Document text >>
.....

PARTITION_STYLE="msdos" broken on storage with 4k blocks

dpavlin commented 6 years ago

debootstrap on nodes with 4k storage blocks will create invalid partition table which won't boot inside kvm since it expects partition table with 512b blocks.

PARTITION_ALIGNMENT is currently broken and I opted to remove it all together because with 4k blocks it has VERY different behavior if you are using 2048 or 1M as argument. Since this is triggered only when PARTITION_STYLE="msdos" is used, and 1Mb os enough space i decided to hard-code that.

I'm open to suggestions how to fix this better or in cleaner way.

First commit is change which comes from Debian and is required for recent sfdisk versions, I don't know why this repository doesn't have it. It comes from https://sources.debian.org/patches/ganeti-instance-debootstrap/0.16-2.1/

googlebot commented 6 years ago

Thanks for your pull request. It looks like this may be your first contribution to a Google open source project (if not, look below for help). Before we can look at your pull request, you'll need to sign a Contributor License Agreement (CLA).

.....

Spatial layout entries:

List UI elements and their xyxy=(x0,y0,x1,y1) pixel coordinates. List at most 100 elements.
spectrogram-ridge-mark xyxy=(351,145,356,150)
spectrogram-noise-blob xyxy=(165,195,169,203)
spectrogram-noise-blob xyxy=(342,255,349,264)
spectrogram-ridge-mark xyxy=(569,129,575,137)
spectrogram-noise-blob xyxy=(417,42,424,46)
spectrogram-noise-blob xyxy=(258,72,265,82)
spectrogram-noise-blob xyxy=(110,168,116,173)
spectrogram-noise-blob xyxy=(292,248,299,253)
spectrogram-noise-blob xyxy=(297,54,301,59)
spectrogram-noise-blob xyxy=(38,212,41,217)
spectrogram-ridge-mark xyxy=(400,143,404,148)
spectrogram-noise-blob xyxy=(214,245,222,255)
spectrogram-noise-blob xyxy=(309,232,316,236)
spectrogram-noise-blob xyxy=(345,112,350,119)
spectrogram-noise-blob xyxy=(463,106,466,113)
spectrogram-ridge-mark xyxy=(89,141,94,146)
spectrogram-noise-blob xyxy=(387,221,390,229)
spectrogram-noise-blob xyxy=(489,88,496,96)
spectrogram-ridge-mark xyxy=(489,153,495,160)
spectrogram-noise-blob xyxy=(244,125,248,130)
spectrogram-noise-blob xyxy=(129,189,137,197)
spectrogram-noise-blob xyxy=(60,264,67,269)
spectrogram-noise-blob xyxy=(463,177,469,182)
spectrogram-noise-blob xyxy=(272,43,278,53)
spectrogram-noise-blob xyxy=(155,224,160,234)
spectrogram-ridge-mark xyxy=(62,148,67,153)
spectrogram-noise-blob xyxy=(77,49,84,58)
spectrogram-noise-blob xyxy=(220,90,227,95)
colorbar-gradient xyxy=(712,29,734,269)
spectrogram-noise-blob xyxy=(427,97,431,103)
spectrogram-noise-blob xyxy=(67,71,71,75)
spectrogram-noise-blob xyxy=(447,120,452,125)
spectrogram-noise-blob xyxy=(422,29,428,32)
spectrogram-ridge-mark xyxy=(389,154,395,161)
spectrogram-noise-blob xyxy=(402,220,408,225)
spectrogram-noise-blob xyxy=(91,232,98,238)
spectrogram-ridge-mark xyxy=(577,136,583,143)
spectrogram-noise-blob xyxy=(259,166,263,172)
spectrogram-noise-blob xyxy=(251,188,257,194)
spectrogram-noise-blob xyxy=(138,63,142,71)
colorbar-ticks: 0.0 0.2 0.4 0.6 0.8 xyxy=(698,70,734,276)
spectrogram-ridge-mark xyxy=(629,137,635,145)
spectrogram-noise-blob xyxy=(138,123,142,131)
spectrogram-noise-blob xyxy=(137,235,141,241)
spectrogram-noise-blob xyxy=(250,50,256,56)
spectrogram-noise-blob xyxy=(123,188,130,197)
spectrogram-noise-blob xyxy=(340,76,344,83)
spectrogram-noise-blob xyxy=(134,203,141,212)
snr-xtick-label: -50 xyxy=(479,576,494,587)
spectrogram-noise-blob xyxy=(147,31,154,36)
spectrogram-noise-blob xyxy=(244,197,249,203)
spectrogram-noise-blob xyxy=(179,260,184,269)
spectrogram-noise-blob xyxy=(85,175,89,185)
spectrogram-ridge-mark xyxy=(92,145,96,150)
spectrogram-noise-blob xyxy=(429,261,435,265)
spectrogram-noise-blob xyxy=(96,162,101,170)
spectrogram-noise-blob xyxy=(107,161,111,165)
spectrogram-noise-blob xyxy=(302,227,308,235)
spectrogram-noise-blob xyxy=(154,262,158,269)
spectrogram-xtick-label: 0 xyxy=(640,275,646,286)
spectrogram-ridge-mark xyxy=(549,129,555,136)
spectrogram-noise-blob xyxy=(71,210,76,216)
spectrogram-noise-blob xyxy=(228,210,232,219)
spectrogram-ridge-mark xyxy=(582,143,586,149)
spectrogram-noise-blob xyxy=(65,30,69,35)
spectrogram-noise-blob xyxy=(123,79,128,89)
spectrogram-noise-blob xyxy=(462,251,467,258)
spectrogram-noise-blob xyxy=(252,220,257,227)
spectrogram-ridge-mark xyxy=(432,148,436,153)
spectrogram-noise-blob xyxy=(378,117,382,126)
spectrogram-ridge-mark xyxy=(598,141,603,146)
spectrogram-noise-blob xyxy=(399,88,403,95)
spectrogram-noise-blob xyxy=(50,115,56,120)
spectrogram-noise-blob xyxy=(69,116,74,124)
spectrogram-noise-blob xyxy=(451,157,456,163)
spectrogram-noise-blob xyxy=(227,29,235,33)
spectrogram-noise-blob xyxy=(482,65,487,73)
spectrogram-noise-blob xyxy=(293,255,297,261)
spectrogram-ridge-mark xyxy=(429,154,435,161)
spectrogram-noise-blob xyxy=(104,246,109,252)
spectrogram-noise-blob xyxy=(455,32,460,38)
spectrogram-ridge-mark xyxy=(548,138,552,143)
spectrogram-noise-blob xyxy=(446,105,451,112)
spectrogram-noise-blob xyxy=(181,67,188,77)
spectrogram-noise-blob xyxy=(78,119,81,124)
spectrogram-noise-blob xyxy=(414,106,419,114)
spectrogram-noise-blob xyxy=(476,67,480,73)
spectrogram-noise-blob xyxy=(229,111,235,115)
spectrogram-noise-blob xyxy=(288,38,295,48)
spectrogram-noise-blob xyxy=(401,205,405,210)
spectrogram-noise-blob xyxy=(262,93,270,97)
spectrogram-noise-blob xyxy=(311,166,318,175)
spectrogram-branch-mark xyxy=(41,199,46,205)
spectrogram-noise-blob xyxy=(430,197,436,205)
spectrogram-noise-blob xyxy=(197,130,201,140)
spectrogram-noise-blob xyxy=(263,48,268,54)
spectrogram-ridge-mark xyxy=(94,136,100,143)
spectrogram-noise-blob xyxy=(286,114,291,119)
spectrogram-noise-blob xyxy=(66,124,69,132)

.....

Written tasks >>
1. Please decide whether each statement agrees with the partition-table thread: (a) PARTITION_ALIGNMENT is described as currently broken; (b) the first commit comes from Debian; (c) the partition table created on 4k-block storage boots inside kvm. For each, answer yes or no and quote the deciding words of the partition-table thread.
2. Resume the partition-table thread, starting right after its last sentence.

The results >>
1.
(a) Yes: "PARTITION_ALIGNMENT is currently broken"
(b) Yes: "First commit is change which comes from Debian"
(c) No: "will create invalid partition table which won't boot inside kvm"

2.
:memo: Please visit https://cla.developers.google.com/ to sign.

Once you've signed (or fixed any issues), please reply here (e.g. I signed it!) and we'll verify it.

What to do if you already signed the CLA

Individual signers

It's possible we don't have your GitHub username or you're using a different email address on your commit. Check your existing CLA data and verify that your email is set on your git commits.

Corporate signers

Your company has a Point of Contact who decides which employees are authorized to participate. Ask your POC to be added to the group of authorized contributors. If you don't know who your Point of Contact is, direct the Google project maintainer to go/cla#troubleshoot (Public version).
The email used to register you as an authorized contributor must be the email used for the Git commit. Check your existing CLA data and verify that your email is set on your git commits.
The email used to register you as an authorized contributor must also be attached to your GitHub account.

dpavlin commented 6 years ago

I signed it!

googlebot commented 6 years ago

So there's good news and bad news.

:thumbsup: The good news is that everyone that needs to sign a CLA (the pull request submitter and all commit authors) have done so. Everything is all good there.

:confused: The bad news is that it appears that one or more commits were authored or co-authored by someone other than the pull request submitter. We need to confirm that all authors are ok with their commits being contributed to this project. Please have them confirm that here in the pull request.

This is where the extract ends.